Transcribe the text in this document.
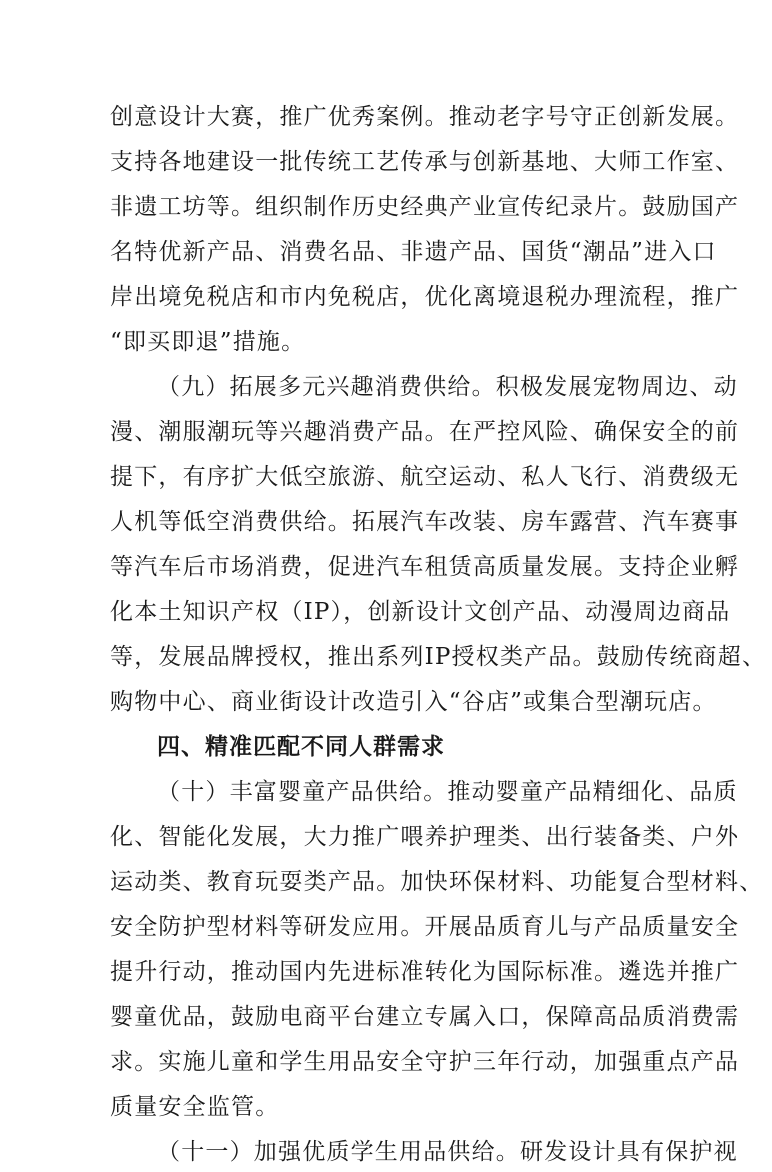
创意设计大赛，推广优秀案例。推动老字号守正创新发展。
支持各地建设一批传统工艺传承与创新基地、大师工作室、
非遗工坊等。组织制作历史经典产业宣传纪录片。鼓励国产
名特优新产品、消费名品、非遗产品、国货“潮品”进入口
岸出境免税店和市内免税店，优化离境退税办理流程，推广
“即买即退”措施。
（九）拓展多元兴趣消费供给。积极发展宠物周边、动
漫、潮服潮玩等兴趣消费产品。在严控风险、确保安全的前
提下，有序扩大低空旅游、航空运动、私人飞行、消费级无
人机等低空消费供给。拓展汽车改装、房车露营、汽车赛事
等汽车后市场消费，促进汽车租赁高质量发展。支持企业孵
化本土知识产权（IP），创新设计文创产品、动漫周边商品
等，发展品牌授权，推出系列IP授权类产品。鼓励传统商超、
购物中心、商业街设计改造引入“谷店”或集合型潮玩店。
四、精准匹配不同人群需求
（十）丰富婴童产品供给。推动婴童产品精细化、品质
化、智能化发展，大力推广喂养护理类、出行装备类、户外
运动类、教育玩耍类产品。加快环保材料、功能复合型材料、
安全防护型材料等研发应用。开展品质育儿与产品质量安全
提升行动，推动国内先进标准转化为国际标准。遴选并推广
婴童优品，鼓励电商平台建立专属入口，保障高品质消费需
求。实施儿童和学生用品安全守护三年行动，加强重点产品
质量安全监管。
（十一）加强优质学生用品供给。研发设计具有保护视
──────────
DIRECTIONS =
Exclude the pictures, and transcribe all of the material exactly.

CORRECT RESULT =
Transcribe the text in this document.
创意设计大赛，推广优秀案例。推动老字号守正创新发展。
支持各地建设一批传统工艺传承与创新基地、大师工作室、
非遗工坊等。组织制作历史经典产业宣传纪录片。鼓励国产
名特优新产品、消费名品、非遗产品、国货“潮品”进入口
岸出境免税店和市内免税店，优化离境退税办理流程，推广
“即买即退”措施。
（九）拓展多元兴趣消费供给。积极发展宠物周边、动
漫、潮服潮玩等兴趣消费产品。在严控风险、确保安全的前
提下，有序扩大低空旅游、航空运动、私人飞行、消费级无
人机等低空消费供给。拓展汽车改装、房车露营、汽车赛事
等汽车后市场消费，促进汽车租赁高质量发展。支持企业孵
化本土知识产权（IP），创新设计文创产品、动漫周边商品
等，发展品牌授权，推出系列IP授权类产品。鼓励传统商超、
购物中心、商业街设计改造引入“谷店”或集合型潮玩店。
四、精准匹配不同人群需求
（十）丰富婴童产品供给。推动婴童产品精细化、品质
化、智能化发展，大力推广喂养护理类、出行装备类、户外
运动类、教育玩耍类产品。加快环保材料、功能复合型材料、
安全防护型材料等研发应用。开展品质育儿与产品质量安全
提升行动，推动国内先进标准转化为国际标准。遴选并推广
婴童优品，鼓励电商平台建立专属入口，保障高品质消费需
求。实施儿童和学生用品安全守护三年行动，加强重点产品
质量安全监管。
（十一）加强优质学生用品供给。研发设计具有保护视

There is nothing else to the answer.